## Task directions
Lines containing the word "text" need to be counted. Please reply with how many there are, and nothing else.

Dataset items
begin
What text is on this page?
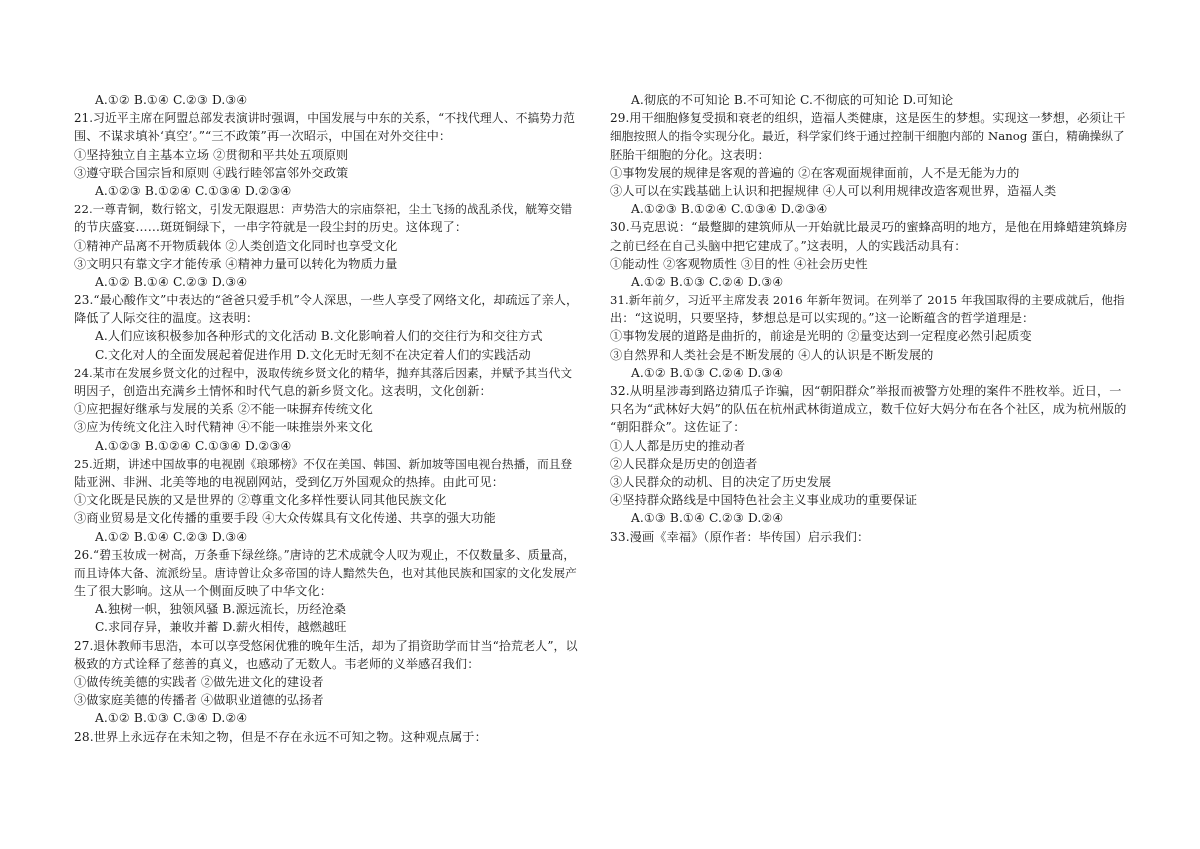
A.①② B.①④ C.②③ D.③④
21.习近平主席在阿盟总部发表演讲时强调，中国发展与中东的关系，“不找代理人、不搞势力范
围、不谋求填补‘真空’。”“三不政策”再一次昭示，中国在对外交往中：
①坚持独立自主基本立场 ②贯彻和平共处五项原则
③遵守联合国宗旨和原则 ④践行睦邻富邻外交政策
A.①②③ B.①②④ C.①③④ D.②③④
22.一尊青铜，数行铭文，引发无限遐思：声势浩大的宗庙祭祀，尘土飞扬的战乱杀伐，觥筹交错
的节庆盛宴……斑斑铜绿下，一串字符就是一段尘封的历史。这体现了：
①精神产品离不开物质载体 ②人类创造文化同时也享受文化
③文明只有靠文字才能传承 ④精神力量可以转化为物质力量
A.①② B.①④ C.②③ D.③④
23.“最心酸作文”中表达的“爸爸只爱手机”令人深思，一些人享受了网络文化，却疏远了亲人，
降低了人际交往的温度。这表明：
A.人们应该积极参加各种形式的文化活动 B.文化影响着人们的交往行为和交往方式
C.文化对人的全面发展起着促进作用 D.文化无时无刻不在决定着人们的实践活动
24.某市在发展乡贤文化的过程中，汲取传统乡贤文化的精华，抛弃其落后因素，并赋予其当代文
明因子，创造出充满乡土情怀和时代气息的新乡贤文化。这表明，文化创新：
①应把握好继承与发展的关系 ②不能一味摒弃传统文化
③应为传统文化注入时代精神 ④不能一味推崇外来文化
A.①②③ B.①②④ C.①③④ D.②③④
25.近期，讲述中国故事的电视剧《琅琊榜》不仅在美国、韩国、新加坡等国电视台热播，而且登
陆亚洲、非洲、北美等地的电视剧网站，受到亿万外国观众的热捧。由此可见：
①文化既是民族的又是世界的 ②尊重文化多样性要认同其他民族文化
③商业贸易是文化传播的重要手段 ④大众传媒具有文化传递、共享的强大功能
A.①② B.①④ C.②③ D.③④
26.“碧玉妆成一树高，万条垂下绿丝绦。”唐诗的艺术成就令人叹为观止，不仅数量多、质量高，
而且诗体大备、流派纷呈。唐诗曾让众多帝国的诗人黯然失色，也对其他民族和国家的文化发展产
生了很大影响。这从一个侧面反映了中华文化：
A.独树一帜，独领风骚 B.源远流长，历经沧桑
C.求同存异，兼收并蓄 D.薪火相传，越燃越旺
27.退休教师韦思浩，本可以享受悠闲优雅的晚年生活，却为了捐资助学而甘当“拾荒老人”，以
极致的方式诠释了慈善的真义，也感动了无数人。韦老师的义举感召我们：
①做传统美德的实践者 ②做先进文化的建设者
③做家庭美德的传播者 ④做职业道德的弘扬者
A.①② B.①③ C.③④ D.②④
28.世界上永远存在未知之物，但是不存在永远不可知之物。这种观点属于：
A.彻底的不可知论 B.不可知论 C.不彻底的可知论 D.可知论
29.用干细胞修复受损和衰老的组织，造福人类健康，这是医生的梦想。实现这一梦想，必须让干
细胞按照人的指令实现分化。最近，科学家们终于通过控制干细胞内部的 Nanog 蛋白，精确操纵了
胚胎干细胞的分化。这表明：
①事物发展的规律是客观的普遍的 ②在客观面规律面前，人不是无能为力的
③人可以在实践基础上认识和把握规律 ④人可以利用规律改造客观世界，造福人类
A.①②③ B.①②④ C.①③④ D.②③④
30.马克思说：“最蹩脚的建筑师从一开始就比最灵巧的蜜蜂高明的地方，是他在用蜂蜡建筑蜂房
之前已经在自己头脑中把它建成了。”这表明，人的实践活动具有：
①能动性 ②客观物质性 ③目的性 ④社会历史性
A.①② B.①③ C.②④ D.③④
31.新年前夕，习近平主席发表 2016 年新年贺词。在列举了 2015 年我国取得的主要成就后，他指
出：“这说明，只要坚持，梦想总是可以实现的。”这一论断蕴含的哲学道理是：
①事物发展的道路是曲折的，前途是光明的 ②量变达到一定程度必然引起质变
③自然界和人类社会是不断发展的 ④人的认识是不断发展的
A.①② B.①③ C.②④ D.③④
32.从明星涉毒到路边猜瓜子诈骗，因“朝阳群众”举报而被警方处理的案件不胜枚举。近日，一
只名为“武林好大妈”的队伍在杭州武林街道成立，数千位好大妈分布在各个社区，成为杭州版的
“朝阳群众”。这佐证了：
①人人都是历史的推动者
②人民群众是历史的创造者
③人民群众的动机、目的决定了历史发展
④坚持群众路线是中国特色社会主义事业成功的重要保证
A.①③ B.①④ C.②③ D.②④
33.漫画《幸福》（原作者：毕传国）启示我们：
end
begin
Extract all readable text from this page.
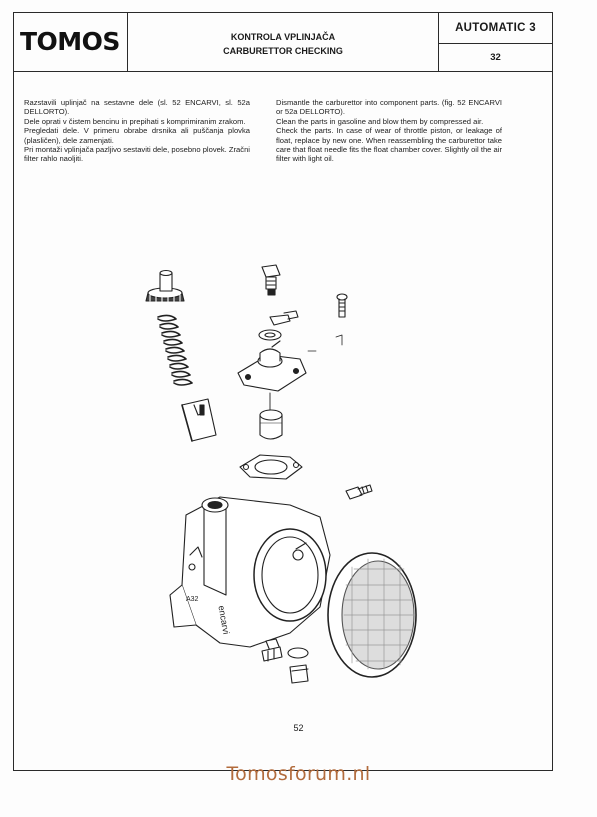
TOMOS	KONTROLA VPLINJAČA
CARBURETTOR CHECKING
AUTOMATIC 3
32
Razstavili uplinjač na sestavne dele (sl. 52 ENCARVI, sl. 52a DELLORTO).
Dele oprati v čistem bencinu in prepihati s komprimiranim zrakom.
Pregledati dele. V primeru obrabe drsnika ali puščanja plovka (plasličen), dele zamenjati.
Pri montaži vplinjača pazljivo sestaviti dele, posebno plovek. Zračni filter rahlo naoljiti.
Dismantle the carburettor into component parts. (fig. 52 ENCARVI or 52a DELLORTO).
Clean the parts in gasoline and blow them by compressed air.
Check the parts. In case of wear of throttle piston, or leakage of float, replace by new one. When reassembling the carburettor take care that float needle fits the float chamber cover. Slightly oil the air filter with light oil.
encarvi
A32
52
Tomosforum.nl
end
## Solved exercise
2